- **GOAL**
Retype each record below word for word. Leave the pictures out.
--- START OF DATA LINES ---
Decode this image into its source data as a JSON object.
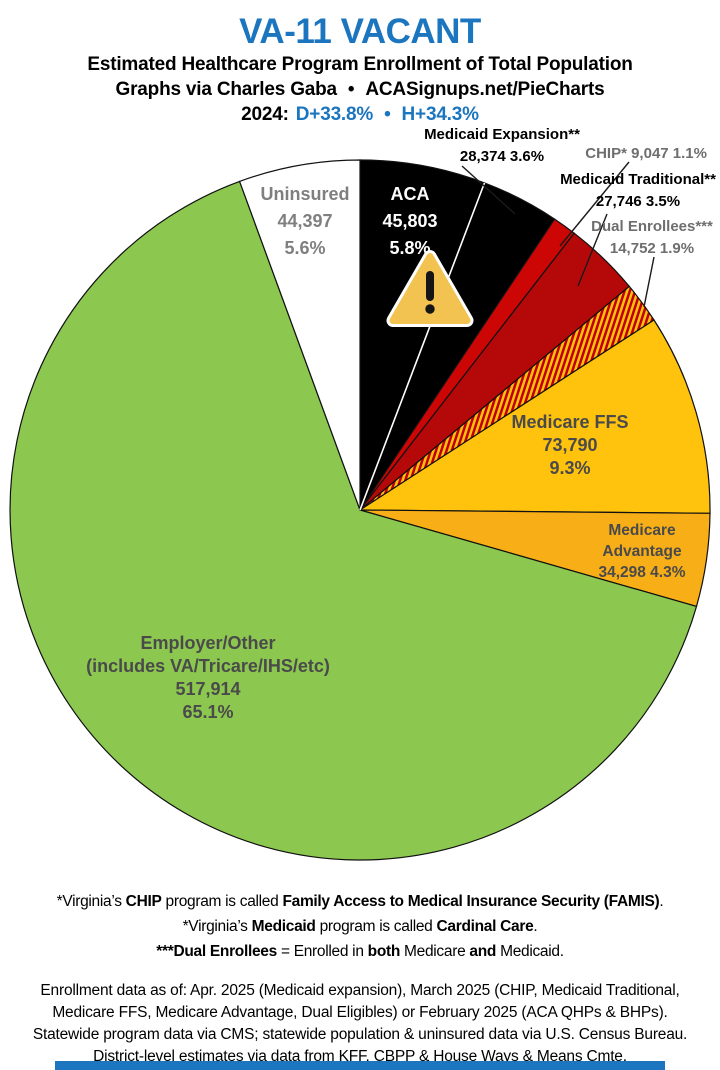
{
  "header": {
    "title": "VA-11 VACANT",
    "subtitle1": "Estimated Healthcare Program Enrollment of Total Population",
    "credit_prefix": "Graphs via Charles Gaba",
    "credit_bullet": "•",
    "credit_site": "ACASignups.net/PieCharts",
    "lean_year": "2024:",
    "lean_d": "D+33.8%",
    "lean_sep": "•",
    "lean_h": "H+34.3%"
  },
  "colors": {
    "title_blue": "#1B76BF",
    "pie_stroke": "#111111"
  },
  "warning_icon": {
    "fill": "#F2C350",
    "border": "#FFFFFF",
    "glyph": "#151515"
  },
  "chart_data": {
    "type": "pie",
    "title": "VA-11 VACANT",
    "subtitle": "Estimated Healthcare Program Enrollment of Total Population",
    "start_angle_deg": 0,
    "direction": "clockwise",
    "hatch_colors": [
      "#C00000",
      "#FFC10E"
    ],
    "slices": [
      {
        "id": "aca",
        "label": "ACA",
        "value": 45803,
        "display_value": "45,803",
        "pct": 5.8,
        "color": "#000000"
      },
      {
        "id": "medicaid-expansion",
        "label": "Medicaid Expansion**",
        "value": 28374,
        "display_value": "28,374",
        "pct": 3.6,
        "color": "#000000"
      },
      {
        "id": "chip",
        "label": "CHIP*",
        "value": 9047,
        "display_value": "9,047",
        "pct": 1.1,
        "color": "#CC0505"
      },
      {
        "id": "medicaid-traditional",
        "label": "Medicaid Traditional**",
        "value": 27746,
        "display_value": "27,746",
        "pct": 3.5,
        "color": "#B50909"
      },
      {
        "id": "dual-enrollees",
        "label": "Dual Enrollees***",
        "value": 14752,
        "display_value": "14,752",
        "pct": 1.9,
        "color": "hatch",
        "hatch": true
      },
      {
        "id": "medicare-ffs",
        "label": "Medicare FFS",
        "value": 73790,
        "display_value": "73,790",
        "pct": 9.3,
        "color": "#FFC20D"
      },
      {
        "id": "medicare-advantage",
        "label": "Medicare Advantage",
        "value": 34298,
        "display_value": "34,298",
        "pct": 4.3,
        "color": "#F8AE17"
      },
      {
        "id": "employer-other",
        "label": "Employer/Other (includes VA/Tricare/IHS/etc)",
        "value": 517914,
        "display_value": "517,914",
        "pct": 65.1,
        "color": "#8CC850"
      },
      {
        "id": "uninsured",
        "label": "Uninsured",
        "value": 44397,
        "display_value": "44,397",
        "pct": 5.6,
        "color": "#FFFFFF"
      }
    ]
  },
  "labels": {
    "aca": {
      "l1": "ACA",
      "l2": "45,803",
      "l3": "5.8%"
    },
    "uninsured": {
      "l1": "Uninsured",
      "l2": "44,397",
      "l3": "5.6%"
    },
    "expansion": {
      "l1": "Medicaid Expansion**",
      "l2": "28,374 3.6%"
    },
    "chip": {
      "l1": "CHIP* 9,047 1.1%"
    },
    "traditional": {
      "l1": "Medicaid Traditional**",
      "l2": "27,746 3.5%"
    },
    "dual": {
      "l1": "Dual Enrollees***",
      "l2": "14,752 1.9%"
    },
    "ffs": {
      "l1": "Medicare FFS",
      "l2": "73,790",
      "l3": "9.3%"
    },
    "ma": {
      "l1": "Medicare",
      "l2": "Advantage",
      "l3": "34,298 4.3%"
    },
    "employer": {
      "l1": "Employer/Other",
      "l2": "(includes VA/Tricare/IHS/etc)",
      "l3": "517,914",
      "l4": "65.1%"
    }
  },
  "footnotes": {
    "line1": [
      "*Virginia’s ",
      "CHIP",
      " program is called ",
      "Family Access to Medical Insurance Security (FAMIS)",
      "."
    ],
    "line2": [
      "*Virginia’s ",
      "Medicaid",
      " program is called ",
      "Cardinal Care",
      "."
    ],
    "line3": [
      "***Dual Enrollees",
      " = Enrolled in ",
      "both",
      " Medicare ",
      "and",
      " Medicaid."
    ]
  },
  "sources": {
    "lines": [
      "Enrollment data as of: Apr. 2025 (Medicaid expansion), March 2025 (CHIP, Medicaid Traditional,",
      "Medicare FFS, Medicare Advantage, Dual Eligibles) or February 2025 (ACA QHPs & BHPs).",
      "Statewide program data via CMS; statewide population & uninsured data via U.S. Census Bureau.",
      "District-level estimates via data from KFF, CBPP & House Ways & Means Cmte."
    ]
  }
}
--- END OF DATA LINES ---
- **PROBLEM SOLUTION**
Decode this image into its source data as a JSON object.
{
  "header": {
    "title": "VA-11 VACANT",
    "subtitle1": "Estimated Healthcare Program Enrollment of Total Population",
    "credit_prefix": "Graphs via Charles Gaba",
    "credit_bullet": "•",
    "credit_site": "ACASignups.net/PieCharts",
    "lean_year": "2024:",
    "lean_d": "D+33.8%",
    "lean_sep": "•",
    "lean_h": "H+34.3%"
  },
  "colors": {
    "title_blue": "#1B76BF",
    "pie_stroke": "#111111"
  },
  "warning_icon": {
    "fill": "#F2C350",
    "border": "#FFFFFF",
    "glyph": "#151515"
  },
  "chart_data": {
    "type": "pie",
    "title": "VA-11 VACANT",
    "subtitle": "Estimated Healthcare Program Enrollment of Total Population",
    "start_angle_deg": 0,
    "direction": "clockwise",
    "hatch_colors": [
      "#C00000",
      "#FFC10E"
    ],
    "slices": [
      {
        "id": "aca",
        "label": "ACA",
        "value": 45803,
        "display_value": "45,803",
        "pct": 5.8,
        "color": "#000000"
      },
      {
        "id": "medicaid-expansion",
        "label": "Medicaid Expansion**",
        "value": 28374,
        "display_value": "28,374",
        "pct": 3.6,
        "color": "#000000"
      },
      {
        "id": "chip",
        "label": "CHIP*",
        "value": 9047,
        "display_value": "9,047",
        "pct": 1.1,
        "color": "#CC0505"
      },
      {
        "id": "medicaid-traditional",
        "label": "Medicaid Traditional**",
        "value": 27746,
        "display_value": "27,746",
        "pct": 3.5,
        "color": "#B50909"
      },
      {
        "id": "dual-enrollees",
        "label": "Dual Enrollees***",
        "value": 14752,
        "display_value": "14,752",
        "pct": 1.9,
        "color": "hatch",
        "hatch": true
      },
      {
        "id": "medicare-ffs",
        "label": "Medicare FFS",
        "value": 73790,
        "display_value": "73,790",
        "pct": 9.3,
        "color": "#FFC20D"
      },
      {
        "id": "medicare-advantage",
        "label": "Medicare Advantage",
        "value": 34298,
        "display_value": "34,298",
        "pct": 4.3,
        "color": "#F8AE17"
      },
      {
        "id": "employer-other",
        "label": "Employer/Other (includes VA/Tricare/IHS/etc)",
        "value": 517914,
        "display_value": "517,914",
        "pct": 65.1,
        "color": "#8CC850"
      },
      {
        "id": "uninsured",
        "label": "Uninsured",
        "value": 44397,
        "display_value": "44,397",
        "pct": 5.6,
        "color": "#FFFFFF"
      }
    ]
  },
  "labels": {
    "aca": {
      "l1": "ACA",
      "l2": "45,803",
      "l3": "5.8%"
    },
    "uninsured": {
      "l1": "Uninsured",
      "l2": "44,397",
      "l3": "5.6%"
    },
    "expansion": {
      "l1": "Medicaid Expansion**",
      "l2": "28,374 3.6%"
    },
    "chip": {
      "l1": "CHIP* 9,047 1.1%"
    },
    "traditional": {
      "l1": "Medicaid Traditional**",
      "l2": "27,746 3.5%"
    },
    "dual": {
      "l1": "Dual Enrollees***",
      "l2": "14,752 1.9%"
    },
    "ffs": {
      "l1": "Medicare FFS",
      "l2": "73,790",
      "l3": "9.3%"
    },
    "ma": {
      "l1": "Medicare",
      "l2": "Advantage",
      "l3": "34,298 4.3%"
    },
    "employer": {
      "l1": "Employer/Other",
      "l2": "(includes VA/Tricare/IHS/etc)",
      "l3": "517,914",
      "l4": "65.1%"
    }
  },
  "footnotes": {
    "line1": [
      "*Virginia’s ",
      "CHIP",
      " program is called ",
      "Family Access to Medical Insurance Security (FAMIS)",
      "."
    ],
    "line2": [
      "*Virginia’s ",
      "Medicaid",
      " program is called ",
      "Cardinal Care",
      "."
    ],
    "line3": [
      "***Dual Enrollees",
      " = Enrolled in ",
      "both",
      " Medicare ",
      "and",
      " Medicaid."
    ]
  },
  "sources": {
    "lines": [
      "Enrollment data as of: Apr. 2025 (Medicaid expansion), March 2025 (CHIP, Medicaid Traditional,",
      "Medicare FFS, Medicare Advantage, Dual Eligibles) or February 2025 (ACA QHPs & BHPs).",
      "Statewide program data via CMS; statewide population & uninsured data via U.S. Census Bureau.",
      "District-level estimates via data from KFF, CBPP & House Ways & Means Cmte."
    ]
  }
}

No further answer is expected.